>> start Data to use
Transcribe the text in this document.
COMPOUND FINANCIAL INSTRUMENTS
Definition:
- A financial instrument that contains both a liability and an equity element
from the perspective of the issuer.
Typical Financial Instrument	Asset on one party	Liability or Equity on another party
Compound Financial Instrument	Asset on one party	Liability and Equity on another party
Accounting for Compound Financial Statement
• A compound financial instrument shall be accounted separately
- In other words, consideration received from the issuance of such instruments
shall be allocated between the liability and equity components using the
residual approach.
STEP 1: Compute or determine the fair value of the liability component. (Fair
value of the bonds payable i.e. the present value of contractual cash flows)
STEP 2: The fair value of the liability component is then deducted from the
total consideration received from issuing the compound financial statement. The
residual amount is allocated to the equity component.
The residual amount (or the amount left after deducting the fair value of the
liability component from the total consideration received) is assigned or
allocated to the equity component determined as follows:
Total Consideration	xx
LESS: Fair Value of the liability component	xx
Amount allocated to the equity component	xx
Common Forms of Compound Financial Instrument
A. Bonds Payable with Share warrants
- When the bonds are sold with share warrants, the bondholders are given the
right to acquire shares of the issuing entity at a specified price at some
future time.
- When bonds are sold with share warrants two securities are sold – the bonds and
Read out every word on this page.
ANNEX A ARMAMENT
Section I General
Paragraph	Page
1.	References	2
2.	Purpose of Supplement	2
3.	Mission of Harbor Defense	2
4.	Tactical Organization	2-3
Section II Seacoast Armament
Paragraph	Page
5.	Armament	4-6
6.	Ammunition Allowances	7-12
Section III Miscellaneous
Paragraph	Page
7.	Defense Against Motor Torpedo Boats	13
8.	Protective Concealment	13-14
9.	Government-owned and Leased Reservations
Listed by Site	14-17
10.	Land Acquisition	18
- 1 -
>> end Data to use
#### [Instruction]
Each record above should be repeated exactly as it appears.

#### [Written response]
Transcribe the text in this document.
COMPOUND FINANCIAL INSTRUMENTS
Definition:
- A financial instrument that contains both a liability and an equity element
from the perspective of the issuer.
Typical Financial Instrument	Asset on one party	Liability or Equity on another party
Compound Financial Instrument	Asset on one party	Liability and Equity on another party
Accounting for Compound Financial Statement
• A compound financial instrument shall be accounted separately
- In other words, consideration received from the issuance of such instruments
shall be allocated between the liability and equity components using the
residual approach.
STEP 1: Compute or determine the fair value of the liability component. (Fair
value of the bonds payable i.e. the present value of contractual cash flows)
STEP 2: The fair value of the liability component is then deducted from the
total consideration received from issuing the compound financial statement. The
residual amount is allocated to the equity component.
The residual amount (or the amount left after deducting the fair value of the
liability component from the total consideration received) is assigned or
allocated to the equity component determined as follows:
Total Consideration	xx
LESS: Fair Value of the liability component	xx
Amount allocated to the equity component	xx
Common Forms of Compound Financial Instrument
A. Bonds Payable with Share warrants
- When the bonds are sold with share warrants, the bondholders are given the
right to acquire shares of the issuing entity at a specified price at some
future time.
- When bonds are sold with share warrants two securities are sold – the bonds and
Read out every word on this page.
ANNEX A ARMAMENT
Section I General
Paragraph	Page
1.	References	2
2.	Purpose of Supplement	2
3.	Mission of Harbor Defense	2
4.	Tactical Organization	2-3
Section II Seacoast Armament
Paragraph	Page
5.	Armament	4-6
6.	Ammunition Allowances	7-12
Section III Miscellaneous
Paragraph	Page
7.	Defense Against Motor Torpedo Boats	13
8.	Protective Concealment	13-14
9.	Government-owned and Leased Reservations
Listed by Site	14-17
10.	Land Acquisition	18
- 1 -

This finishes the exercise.